TASK STATEMENT »
Print the data from the line that contains "- svg-text:31: 31: [563, 197, 583, 217]" up to and including the line that contains "- submit-button-label: Submit: [122, 899, 229, 936]", reproducing each line with no changes.

STORED ROWS »
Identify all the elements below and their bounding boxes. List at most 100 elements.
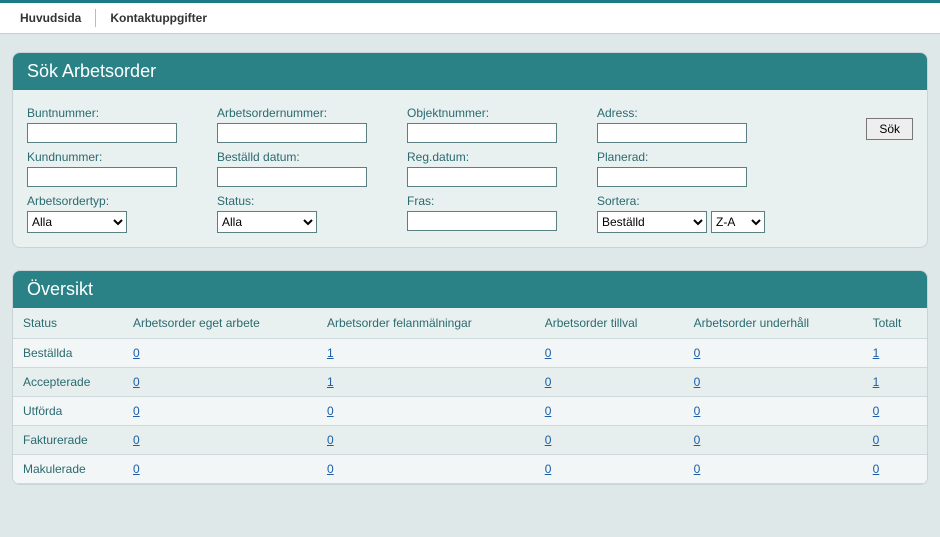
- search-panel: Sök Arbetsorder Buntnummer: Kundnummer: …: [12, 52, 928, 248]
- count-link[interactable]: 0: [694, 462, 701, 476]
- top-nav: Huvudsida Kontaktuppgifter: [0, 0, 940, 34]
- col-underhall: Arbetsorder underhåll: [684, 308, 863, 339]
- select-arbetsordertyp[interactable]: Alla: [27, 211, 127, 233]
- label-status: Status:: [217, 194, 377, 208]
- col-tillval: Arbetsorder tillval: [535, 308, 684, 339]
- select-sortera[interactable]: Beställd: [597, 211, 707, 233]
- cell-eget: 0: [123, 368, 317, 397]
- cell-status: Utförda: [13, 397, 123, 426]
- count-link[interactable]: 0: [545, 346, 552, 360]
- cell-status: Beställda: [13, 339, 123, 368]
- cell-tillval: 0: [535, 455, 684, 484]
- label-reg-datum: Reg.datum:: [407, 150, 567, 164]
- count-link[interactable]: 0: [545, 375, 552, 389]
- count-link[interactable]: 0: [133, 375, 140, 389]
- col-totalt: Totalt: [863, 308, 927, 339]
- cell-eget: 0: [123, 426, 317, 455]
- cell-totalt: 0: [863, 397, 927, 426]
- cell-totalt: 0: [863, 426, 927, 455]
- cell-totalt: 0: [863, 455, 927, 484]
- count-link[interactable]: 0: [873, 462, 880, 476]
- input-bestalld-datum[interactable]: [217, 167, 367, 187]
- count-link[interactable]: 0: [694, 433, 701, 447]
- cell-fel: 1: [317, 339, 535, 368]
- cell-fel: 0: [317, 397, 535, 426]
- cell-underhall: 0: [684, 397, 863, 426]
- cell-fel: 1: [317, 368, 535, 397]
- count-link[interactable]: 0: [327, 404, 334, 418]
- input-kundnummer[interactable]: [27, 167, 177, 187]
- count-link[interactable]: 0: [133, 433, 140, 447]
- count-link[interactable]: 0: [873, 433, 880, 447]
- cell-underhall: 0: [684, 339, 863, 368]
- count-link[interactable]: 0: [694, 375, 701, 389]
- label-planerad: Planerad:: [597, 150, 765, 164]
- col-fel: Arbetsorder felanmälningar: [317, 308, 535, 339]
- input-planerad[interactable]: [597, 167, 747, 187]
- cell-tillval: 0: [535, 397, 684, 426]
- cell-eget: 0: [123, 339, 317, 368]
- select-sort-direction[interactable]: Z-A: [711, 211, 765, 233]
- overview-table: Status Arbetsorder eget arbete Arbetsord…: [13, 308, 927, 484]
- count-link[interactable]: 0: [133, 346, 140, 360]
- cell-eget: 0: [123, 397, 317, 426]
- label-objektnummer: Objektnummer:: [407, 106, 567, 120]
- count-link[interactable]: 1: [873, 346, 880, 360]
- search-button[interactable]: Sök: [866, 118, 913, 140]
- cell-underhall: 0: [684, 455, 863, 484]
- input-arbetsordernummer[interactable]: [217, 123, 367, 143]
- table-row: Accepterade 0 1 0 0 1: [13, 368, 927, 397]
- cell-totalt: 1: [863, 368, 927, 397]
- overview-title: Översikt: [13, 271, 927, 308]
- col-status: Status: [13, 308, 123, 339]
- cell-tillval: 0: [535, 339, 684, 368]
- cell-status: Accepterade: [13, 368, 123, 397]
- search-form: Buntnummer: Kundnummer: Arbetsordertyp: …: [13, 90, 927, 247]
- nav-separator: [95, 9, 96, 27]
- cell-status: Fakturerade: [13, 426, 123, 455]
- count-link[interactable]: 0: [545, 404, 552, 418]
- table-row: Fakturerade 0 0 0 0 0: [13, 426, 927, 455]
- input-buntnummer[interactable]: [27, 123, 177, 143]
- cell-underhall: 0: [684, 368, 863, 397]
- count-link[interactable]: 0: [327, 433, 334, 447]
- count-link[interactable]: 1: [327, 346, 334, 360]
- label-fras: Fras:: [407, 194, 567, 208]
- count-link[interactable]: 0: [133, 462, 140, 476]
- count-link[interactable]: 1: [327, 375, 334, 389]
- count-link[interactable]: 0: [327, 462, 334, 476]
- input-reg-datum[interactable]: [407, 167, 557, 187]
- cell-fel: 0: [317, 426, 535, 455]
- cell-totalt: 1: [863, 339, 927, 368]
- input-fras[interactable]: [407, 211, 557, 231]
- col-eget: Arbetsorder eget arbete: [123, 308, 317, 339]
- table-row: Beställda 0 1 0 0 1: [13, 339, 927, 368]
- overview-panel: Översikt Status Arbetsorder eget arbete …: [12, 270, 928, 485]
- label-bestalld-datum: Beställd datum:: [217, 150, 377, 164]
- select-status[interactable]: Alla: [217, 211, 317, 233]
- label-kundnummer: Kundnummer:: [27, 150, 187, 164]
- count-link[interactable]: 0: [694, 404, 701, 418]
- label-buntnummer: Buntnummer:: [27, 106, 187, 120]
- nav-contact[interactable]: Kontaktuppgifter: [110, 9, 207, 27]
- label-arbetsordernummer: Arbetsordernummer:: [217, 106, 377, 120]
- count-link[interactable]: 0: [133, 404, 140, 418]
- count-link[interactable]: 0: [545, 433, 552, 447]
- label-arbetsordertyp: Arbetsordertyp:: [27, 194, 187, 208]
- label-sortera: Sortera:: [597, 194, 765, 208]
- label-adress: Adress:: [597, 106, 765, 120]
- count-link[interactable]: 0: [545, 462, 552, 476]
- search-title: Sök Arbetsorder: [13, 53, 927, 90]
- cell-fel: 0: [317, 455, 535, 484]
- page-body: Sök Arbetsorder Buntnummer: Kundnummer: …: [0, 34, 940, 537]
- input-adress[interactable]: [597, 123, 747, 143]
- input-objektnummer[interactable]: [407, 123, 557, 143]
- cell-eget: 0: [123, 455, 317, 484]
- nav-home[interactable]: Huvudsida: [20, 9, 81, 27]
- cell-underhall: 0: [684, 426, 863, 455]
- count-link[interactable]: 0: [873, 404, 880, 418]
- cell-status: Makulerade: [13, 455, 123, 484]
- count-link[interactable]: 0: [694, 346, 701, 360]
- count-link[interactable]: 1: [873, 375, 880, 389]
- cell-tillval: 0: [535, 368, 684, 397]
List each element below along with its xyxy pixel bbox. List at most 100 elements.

--

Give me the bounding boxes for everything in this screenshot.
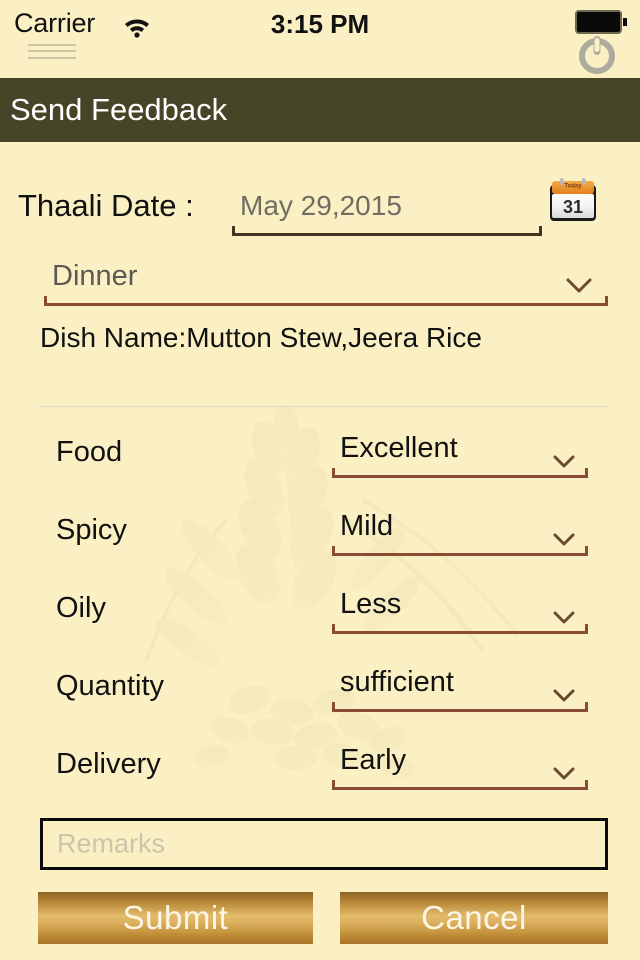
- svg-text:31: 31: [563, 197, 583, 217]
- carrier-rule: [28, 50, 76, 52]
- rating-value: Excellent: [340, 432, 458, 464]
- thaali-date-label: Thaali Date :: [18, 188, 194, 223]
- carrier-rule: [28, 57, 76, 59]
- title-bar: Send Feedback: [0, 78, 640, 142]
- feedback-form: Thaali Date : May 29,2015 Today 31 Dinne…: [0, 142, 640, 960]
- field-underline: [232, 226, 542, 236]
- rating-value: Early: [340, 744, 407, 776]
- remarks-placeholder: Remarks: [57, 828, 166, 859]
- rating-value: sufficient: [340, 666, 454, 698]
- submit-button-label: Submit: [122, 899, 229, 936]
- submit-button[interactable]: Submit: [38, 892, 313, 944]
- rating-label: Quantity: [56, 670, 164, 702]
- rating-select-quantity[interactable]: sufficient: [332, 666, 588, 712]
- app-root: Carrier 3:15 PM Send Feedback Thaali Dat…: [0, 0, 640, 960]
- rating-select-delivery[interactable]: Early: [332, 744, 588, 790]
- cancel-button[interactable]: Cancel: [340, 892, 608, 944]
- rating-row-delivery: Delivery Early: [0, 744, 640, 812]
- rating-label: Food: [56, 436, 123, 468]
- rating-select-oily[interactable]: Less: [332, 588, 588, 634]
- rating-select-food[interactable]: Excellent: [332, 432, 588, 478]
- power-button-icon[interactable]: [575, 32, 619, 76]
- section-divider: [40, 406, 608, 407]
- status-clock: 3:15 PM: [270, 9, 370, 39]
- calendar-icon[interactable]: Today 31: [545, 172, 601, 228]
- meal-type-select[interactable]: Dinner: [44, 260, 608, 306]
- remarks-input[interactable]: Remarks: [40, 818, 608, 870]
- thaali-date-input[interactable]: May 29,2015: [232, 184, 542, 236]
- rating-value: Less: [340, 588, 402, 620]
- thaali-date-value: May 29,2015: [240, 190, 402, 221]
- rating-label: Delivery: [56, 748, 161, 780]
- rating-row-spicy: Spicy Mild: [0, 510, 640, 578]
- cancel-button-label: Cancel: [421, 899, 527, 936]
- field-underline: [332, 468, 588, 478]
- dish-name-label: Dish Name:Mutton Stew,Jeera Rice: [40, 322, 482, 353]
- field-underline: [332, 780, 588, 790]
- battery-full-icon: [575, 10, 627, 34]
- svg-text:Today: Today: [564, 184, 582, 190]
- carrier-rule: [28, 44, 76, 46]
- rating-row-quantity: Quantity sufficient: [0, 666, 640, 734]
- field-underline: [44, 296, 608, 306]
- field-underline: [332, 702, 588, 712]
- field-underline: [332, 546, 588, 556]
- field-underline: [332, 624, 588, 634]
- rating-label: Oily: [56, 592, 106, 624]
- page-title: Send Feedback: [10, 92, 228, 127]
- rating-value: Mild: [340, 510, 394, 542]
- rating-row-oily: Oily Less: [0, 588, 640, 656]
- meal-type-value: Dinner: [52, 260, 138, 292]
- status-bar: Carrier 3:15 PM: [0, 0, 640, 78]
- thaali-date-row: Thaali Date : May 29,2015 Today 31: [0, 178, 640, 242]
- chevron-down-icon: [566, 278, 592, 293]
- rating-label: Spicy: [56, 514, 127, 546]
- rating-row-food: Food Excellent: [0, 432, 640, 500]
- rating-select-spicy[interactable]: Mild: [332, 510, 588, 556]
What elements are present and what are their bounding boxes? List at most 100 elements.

SOLUTION TO THE PROBLEM »
- svg-text:31: 31: [563, 197, 583, 217]
- carrier-rule: [28, 50, 76, 52]
- rating-value: Excellent: [340, 432, 458, 464]
- thaali-date-label: Thaali Date :: [18, 188, 194, 223]
- carrier-rule: [28, 57, 76, 59]
- title-bar: Send Feedback: [0, 78, 640, 142]
- feedback-form: Thaali Date : May 29,2015 Today 31 Dinne…: [0, 142, 640, 960]
- field-underline: [232, 226, 542, 236]
- rating-value: Early: [340, 744, 407, 776]
- remarks-placeholder: Remarks: [57, 828, 166, 859]
- rating-value: sufficient: [340, 666, 454, 698]
- submit-button-label: Submit: [122, 899, 229, 936]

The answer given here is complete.